■ What the exercise asks ■
Repeat every line exactly, keeping the pictures out of the copy.

* * *

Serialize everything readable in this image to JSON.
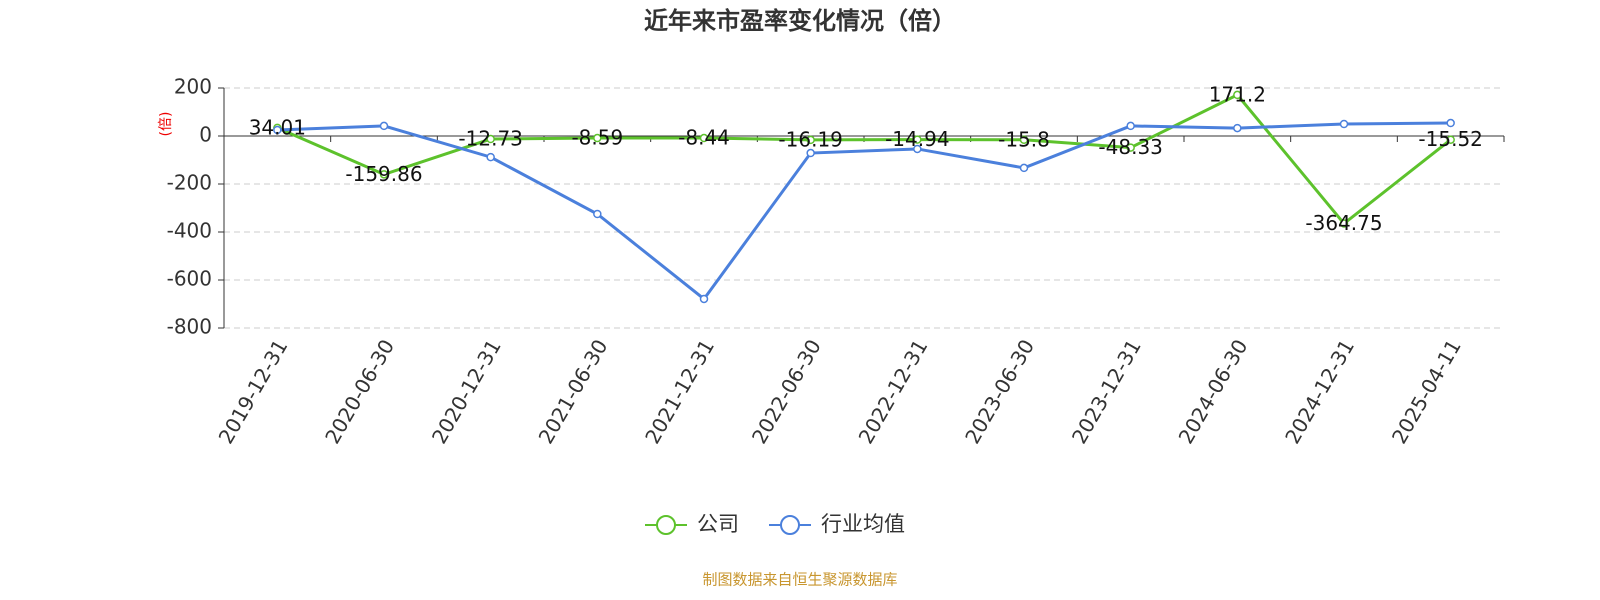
{
  "chart_data": {
    "type": "line",
    "title": "近年来市盈率变化情况（倍）",
    "y_label": "(倍)",
    "categories": [
      "2019-12-31",
      "2020-06-30",
      "2020-12-31",
      "2021-06-30",
      "2021-12-31",
      "2022-06-30",
      "2022-12-31",
      "2023-06-30",
      "2023-12-31",
      "2024-06-30",
      "2024-12-31",
      "2025-04-11"
    ],
    "series": [
      {
        "name": "公司",
        "color": "#5dc22c",
        "values": [
          34.01,
          -159.86,
          -12.73,
          -8.59,
          -8.44,
          -16.19,
          -14.94,
          -15.8,
          -48.33,
          171.2,
          -364.75,
          -15.52
        ],
        "show_labels": true
      },
      {
        "name": "行业均值",
        "color": "#4b80dc",
        "values": [
          25,
          42,
          -88,
          -325,
          -679,
          -71,
          -54,
          -133,
          42,
          33,
          50,
          54
        ]
      }
    ],
    "ylim": [
      -800,
      200
    ],
    "yticks": [
      200,
      0,
      -200,
      -400,
      -600,
      -800
    ],
    "grid": true,
    "source": "制图数据来自恒生聚源数据库"
  }
}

* * *

■ Task output ■
Serialize everything readable in this image to JSON.
{
  "chart_data": {
    "type": "line",
    "title": "近年来市盈率变化情况（倍）",
    "y_label": "(倍)",
    "categories": [
      "2019-12-31",
      "2020-06-30",
      "2020-12-31",
      "2021-06-30",
      "2021-12-31",
      "2022-06-30",
      "2022-12-31",
      "2023-06-30",
      "2023-12-31",
      "2024-06-30",
      "2024-12-31",
      "2025-04-11"
    ],
    "series": [
      {
        "name": "公司",
        "color": "#5dc22c",
        "values": [
          34.01,
          -159.86,
          -12.73,
          -8.59,
          -8.44,
          -16.19,
          -14.94,
          -15.8,
          -48.33,
          171.2,
          -364.75,
          -15.52
        ],
        "show_labels": true
      },
      {
        "name": "行业均值",
        "color": "#4b80dc",
        "values": [
          25,
          42,
          -88,
          -325,
          -679,
          -71,
          -54,
          -133,
          42,
          33,
          50,
          54
        ]
      }
    ],
    "ylim": [
      -800,
      200
    ],
    "yticks": [
      200,
      0,
      -200,
      -400,
      -600,
      -800
    ],
    "grid": true,
    "source": "制图数据来自恒生聚源数据库"
  }
}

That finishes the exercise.